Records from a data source
-- start --
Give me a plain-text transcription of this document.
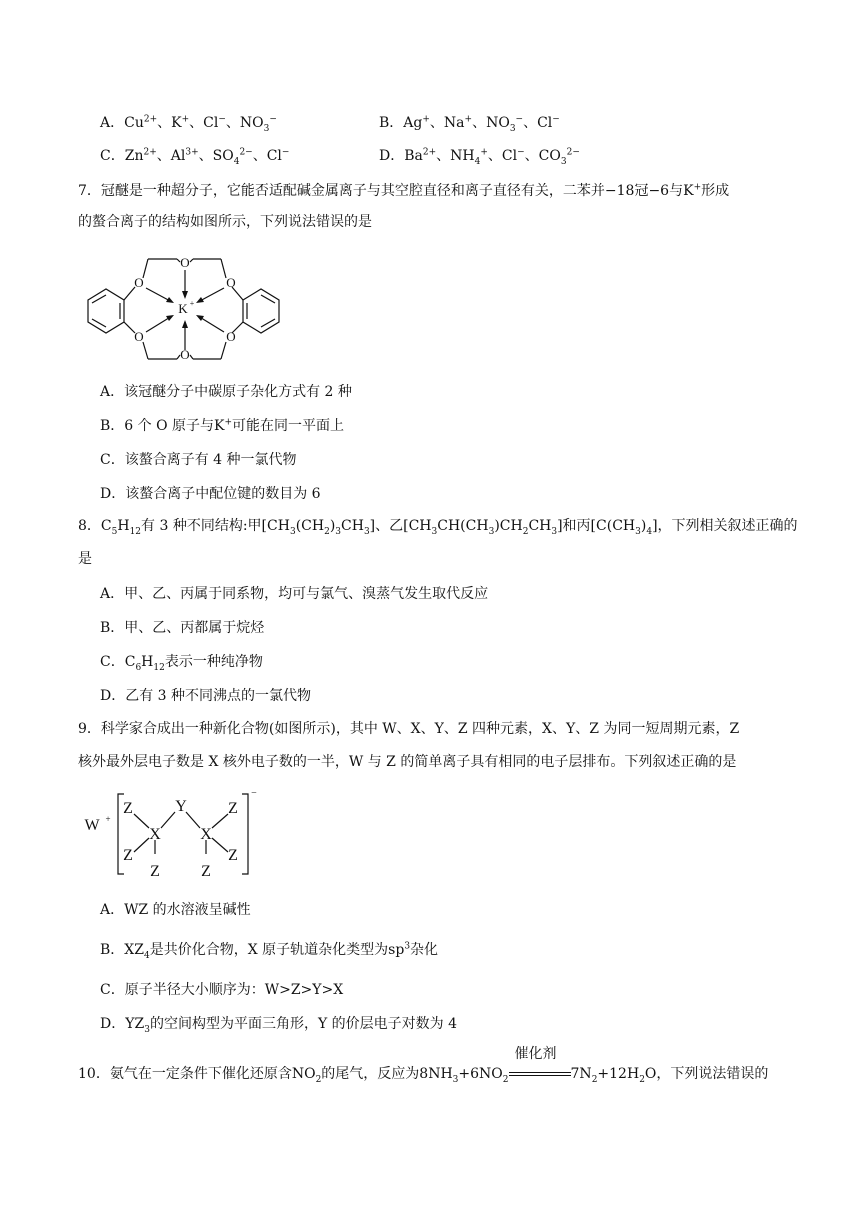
A．$Cu^{2+}$、K+、Cl−、$NO_3^-$	B．Ag+、Na+、$NO_3^-$、Cl−
C．$Zn^{2+}$、$Al^{3+}$、$SO_4^{2-}$、Cl−	D．$Ba^{2+}$、$NH_4^+$、Cl−、$CO_3^{2-}$
7．冠醚是一种超分子，它能否适配碱金属离子与其空腔直径和离子直径有关，二苯并−18冠−6与K+形成
的螯合离子的结构如图所示，下列说法错误的是
O	O
O
O	O
O
K +
A．该冠醚分子中碳原子杂化方式有 2 种
B．6 个 O 原子与K+可能在同一平面上
C．该螯合离子有 4 种一氯代物
D．该螯合离子中配位键的数目为 6
8．$C_5H_{12}$有 3 种不同结构:甲$[CH_3(CH_2)_3CH_3]$、乙$[CH_3CH(CH_3)CH_2CH_3]$和丙$[C(CH_3)_4]$，下列相关叙述正确的
是
A．甲、乙、丙属于同系物，均可与氯气、溴蒸气发生取代反应
B．甲、乙、丙都属于烷烃
C．$C_6H_{12}$表示一种纯净物
D．乙有 3 种不同沸点的一氯代物
9．科学家合成出一种新化合物(如图所示)，其中 W、X、Y、Z 四种元素，X、Y、Z 为同一短周期元素，Z
核外最外层电子数是 X 核外电子数的一半，W 与 Z 的简单离子具有相同的电子层排布。下列叙述正确的是
W +
Z
X
Y
X
Z
Z
Z	Z
Z
−
A．WZ 的水溶液呈碱性
B．$XZ_4$是共价化合物，X 原子轨道杂化类型为$sp^3$杂化
C．原子半径大小顺序为：W>Z>Y>X
D．$YZ_3$的空间构型为平面三角形，Y 的价层电子对数为 4
10．氨气在一定条件下催化还原含$NO_2$的尾气，反应为$8NH_3+6NO_2$
催化剂
$7N_2+12H_2O$，下列说法错误的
-- end --
Reproduce each entry precisely, dropping only the pictures.

IN RESPONSE —
Give me a plain-text transcription of this document.
A．$Cu^{2+}$、K+、Cl−、$NO_3^-$	B．Ag+、Na+、$NO_3^-$、Cl−
C．$Zn^{2+}$、$Al^{3+}$、$SO_4^{2-}$、Cl−	D．$Ba^{2+}$、$NH_4^+$、Cl−、$CO_3^{2-}$
7．冠醚是一种超分子，它能否适配碱金属离子与其空腔直径和离子直径有关，二苯并−18冠−6与K+形成
的螯合离子的结构如图所示，下列说法错误的是
O	O
O
O	O
O
K +
A．该冠醚分子中碳原子杂化方式有 2 种
B．6 个 O 原子与K+可能在同一平面上
C．该螯合离子有 4 种一氯代物
D．该螯合离子中配位键的数目为 6
8．$C_5H_{12}$有 3 种不同结构:甲$[CH_3(CH_2)_3CH_3]$、乙$[CH_3CH(CH_3)CH_2CH_3]$和丙$[C(CH_3)_4]$，下列相关叙述正确的
是
A．甲、乙、丙属于同系物，均可与氯气、溴蒸气发生取代反应
B．甲、乙、丙都属于烷烃
C．$C_6H_{12}$表示一种纯净物
D．乙有 3 种不同沸点的一氯代物
9．科学家合成出一种新化合物(如图所示)，其中 W、X、Y、Z 四种元素，X、Y、Z 为同一短周期元素，Z
核外最外层电子数是 X 核外电子数的一半，W 与 Z 的简单离子具有相同的电子层排布。下列叙述正确的是
W +
Z
X
Y
X
Z
Z
Z	Z
Z
−
A．WZ 的水溶液呈碱性
B．$XZ_4$是共价化合物，X 原子轨道杂化类型为$sp^3$杂化
C．原子半径大小顺序为：W>Z>Y>X
D．$YZ_3$的空间构型为平面三角形，Y 的价层电子对数为 4
10．氨气在一定条件下催化还原含$NO_2$的尾气，反应为$8NH_3+6NO_2$
催化剂
$7N_2+12H_2O$，下列说法错误的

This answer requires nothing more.